Exercise objective ▸ Copy every entry word for word. Skip the pictures.

── Records ──

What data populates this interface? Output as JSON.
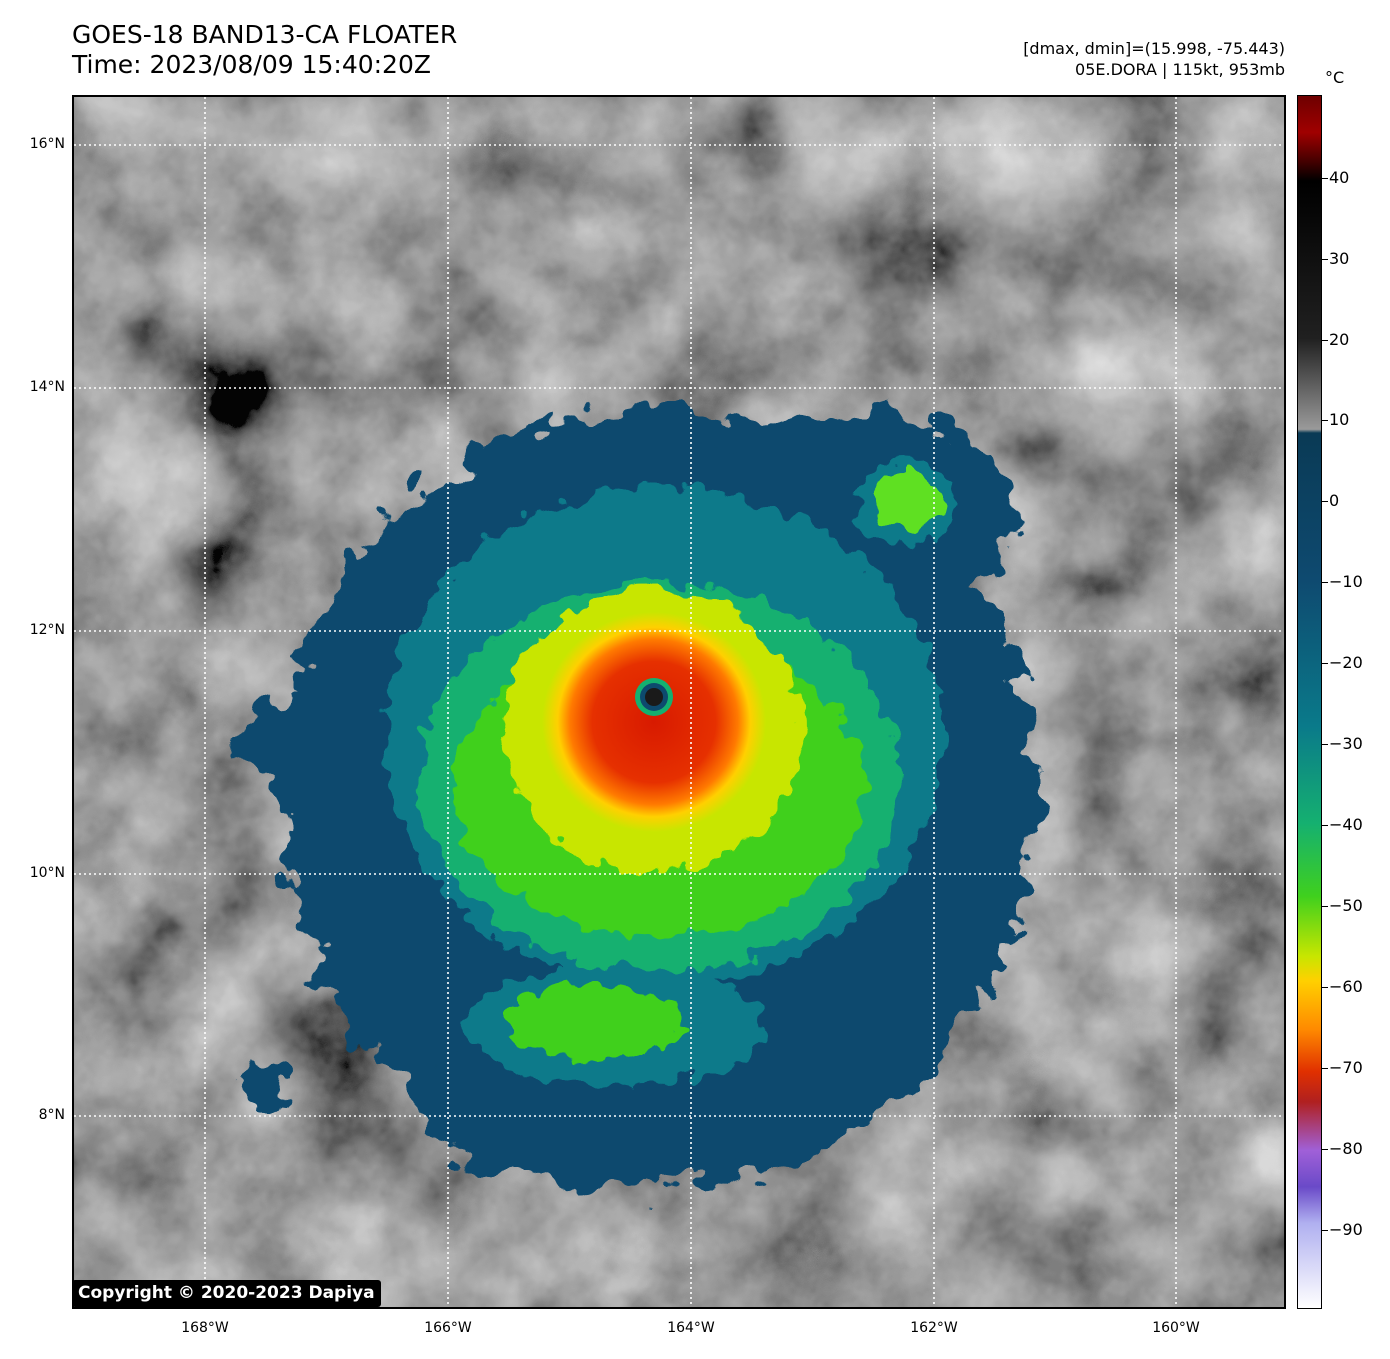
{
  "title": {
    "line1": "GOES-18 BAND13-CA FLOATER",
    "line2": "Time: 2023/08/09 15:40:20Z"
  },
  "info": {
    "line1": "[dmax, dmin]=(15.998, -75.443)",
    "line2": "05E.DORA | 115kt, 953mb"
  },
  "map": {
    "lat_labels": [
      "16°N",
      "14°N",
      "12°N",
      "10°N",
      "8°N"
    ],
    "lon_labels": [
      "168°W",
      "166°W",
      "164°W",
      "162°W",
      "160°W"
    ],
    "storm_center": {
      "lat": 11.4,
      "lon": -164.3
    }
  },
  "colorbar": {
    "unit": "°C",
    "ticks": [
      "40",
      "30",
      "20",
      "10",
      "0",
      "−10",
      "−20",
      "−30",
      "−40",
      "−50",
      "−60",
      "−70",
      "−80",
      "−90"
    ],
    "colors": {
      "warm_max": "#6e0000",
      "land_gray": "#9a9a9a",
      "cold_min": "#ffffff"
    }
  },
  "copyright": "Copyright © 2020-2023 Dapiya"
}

───

Complete answer ▸
What data populates this interface? Output as JSON.
{
  "title": {
    "line1": "GOES-18 BAND13-CA FLOATER",
    "line2": "Time: 2023/08/09 15:40:20Z"
  },
  "info": {
    "line1": "[dmax, dmin]=(15.998, -75.443)",
    "line2": "05E.DORA | 115kt, 953mb"
  },
  "map": {
    "lat_labels": [
      "16°N",
      "14°N",
      "12°N",
      "10°N",
      "8°N"
    ],
    "lon_labels": [
      "168°W",
      "166°W",
      "164°W",
      "162°W",
      "160°W"
    ],
    "storm_center": {
      "lat": 11.4,
      "lon": -164.3
    }
  },
  "colorbar": {
    "unit": "°C",
    "ticks": [
      "40",
      "30",
      "20",
      "10",
      "0",
      "−10",
      "−20",
      "−30",
      "−40",
      "−50",
      "−60",
      "−70",
      "−80",
      "−90"
    ],
    "colors": {
      "warm_max": "#6e0000",
      "land_gray": "#9a9a9a",
      "cold_min": "#ffffff"
    }
  },
  "copyright": "Copyright © 2020-2023 Dapiya"
}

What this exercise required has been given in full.